## Aim of the task
Write out the entries verbatim and leave the images out of the copy.
'''
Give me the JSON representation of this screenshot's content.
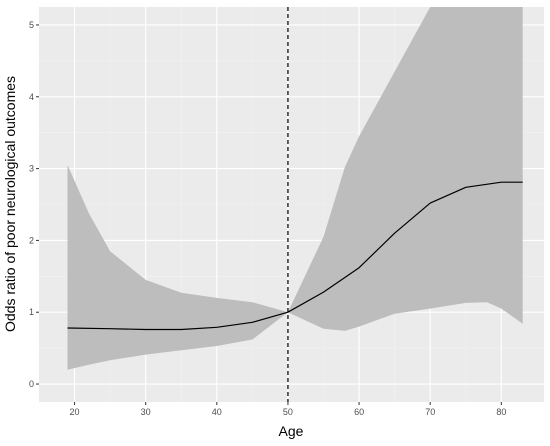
{
  "chart_data": {
    "type": "line",
    "title": "",
    "xlabel": "Age",
    "ylabel": "Odds ratio of poor neurological outcomes",
    "xlim": [
      15,
      86
    ],
    "ylim": [
      -0.25,
      5.25
    ],
    "x_ticks": [
      20,
      30,
      40,
      50,
      60,
      70,
      80
    ],
    "y_ticks": [
      0,
      1,
      2,
      3,
      4,
      5
    ],
    "grid": true,
    "reference_line": {
      "x": 50,
      "style": "dashed",
      "color": "#000000"
    },
    "series": [
      {
        "x": [
          19,
          25,
          30,
          35,
          40,
          45,
          50,
          55,
          60,
          65,
          70,
          75,
          80,
          83
        ],
        "y": [
          0.78,
          0.77,
          0.76,
          0.76,
          0.79,
          0.86,
          1.0,
          1.28,
          1.62,
          2.1,
          2.52,
          2.74,
          2.81,
          2.81
        ],
        "color": "#000000"
      }
    ],
    "confidence_band": {
      "x": [
        19,
        22,
        25,
        30,
        35,
        40,
        45,
        50,
        55,
        58,
        60,
        65,
        70,
        75,
        78,
        80,
        83
      ],
      "lower": [
        0.2,
        0.27,
        0.33,
        0.41,
        0.47,
        0.53,
        0.62,
        1.0,
        0.77,
        0.74,
        0.8,
        0.98,
        1.05,
        1.13,
        1.14,
        1.05,
        0.84
      ],
      "upper": [
        3.05,
        2.38,
        1.85,
        1.45,
        1.27,
        1.2,
        1.14,
        1.0,
        2.05,
        3.02,
        3.45,
        4.35,
        5.3,
        5.3,
        5.3,
        5.3,
        5.3
      ],
      "color": "#bdbdbd"
    }
  },
  "colors": {
    "panel_background": "#ebebeb",
    "grid_major": "#ffffff",
    "grid_minor": "#f2f2f2",
    "tick_text": "#4d4d4d",
    "axis_title": "#000000"
  }
}
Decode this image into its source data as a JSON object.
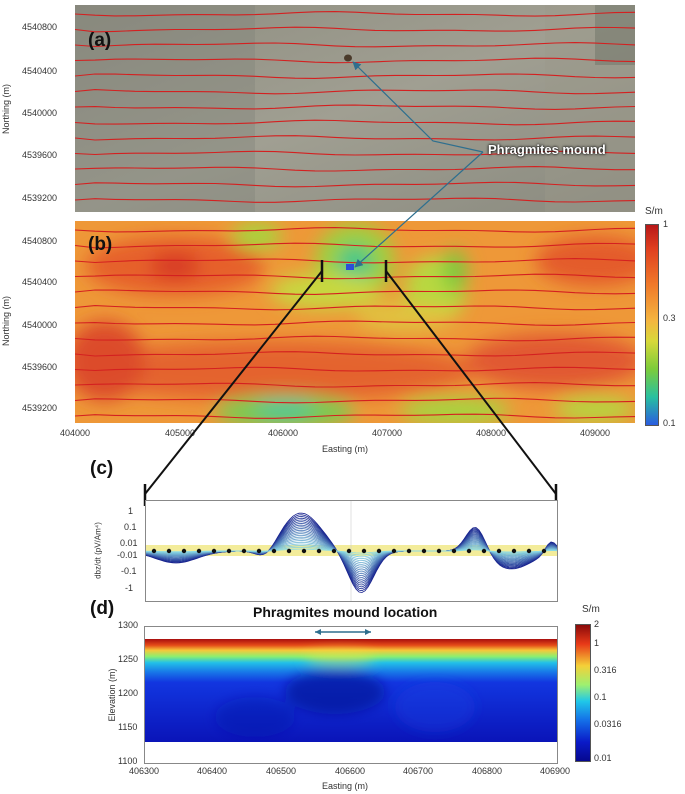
'''
## Reply to the task
Give me the JSON representation of this screenshot's content.
{
  "chart_data": {
    "type": "line",
    "title": "",
    "xlabel": "Age",
    "ylabel": "Odds ratio of poor neurological outcomes",
    "xlim": [
      15,
      86
    ],
    "ylim": [
      -0.25,
      5.25
    ],
    "x_ticks": [
      20,
      30,
      40,
      50,
      60,
      70,
      80
    ],
    "y_ticks": [
      0,
      1,
      2,
      3,
      4,
      5
    ],
    "grid": true,
    "reference_line": {
      "x": 50,
      "style": "dashed",
      "color": "#000000"
    },
    "series": [
      {
        "x": [
          19,
          25,
          30,
          35,
          40,
          45,
          50,
          55,
          60,
          65,
          70,
          75,
          80,
          83
        ],
        "y": [
          0.78,
          0.77,
          0.76,
          0.76,
          0.79,
          0.86,
          1.0,
          1.28,
          1.62,
          2.1,
          2.52,
          2.74,
          2.81,
          2.81
        ],
        "color": "#000000"
      }
    ],
    "confidence_band": {
      "x": [
        19,
        22,
        25,
        30,
        35,
        40,
        45,
        50,
        55,
        58,
        60,
        65,
        70,
        75,
        78,
        80,
        83
      ],
      "lower": [
        0.2,
        0.27,
        0.33,
        0.41,
        0.47,
        0.53,
        0.62,
        1.0,
        0.77,
        0.74,
        0.8,
        0.98,
        1.05,
        1.13,
        1.14,
        1.05,
        0.84
      ],
      "upper": [
        3.05,
        2.38,
        1.85,
        1.45,
        1.27,
        1.2,
        1.14,
        1.0,
        2.05,
        3.02,
        3.45,
        4.35,
        5.3,
        5.3,
        5.3,
        5.3,
        5.3
      ],
      "color": "#bdbdbd"
    }
  },
  "colors": {
    "panel_background": "#ebebeb",
    "grid_major": "#ffffff",
    "grid_minor": "#f2f2f2",
    "tick_text": "#4d4d4d",
    "axis_title": "#000000"
  }
}
Decode this image into its source data as a JSON object.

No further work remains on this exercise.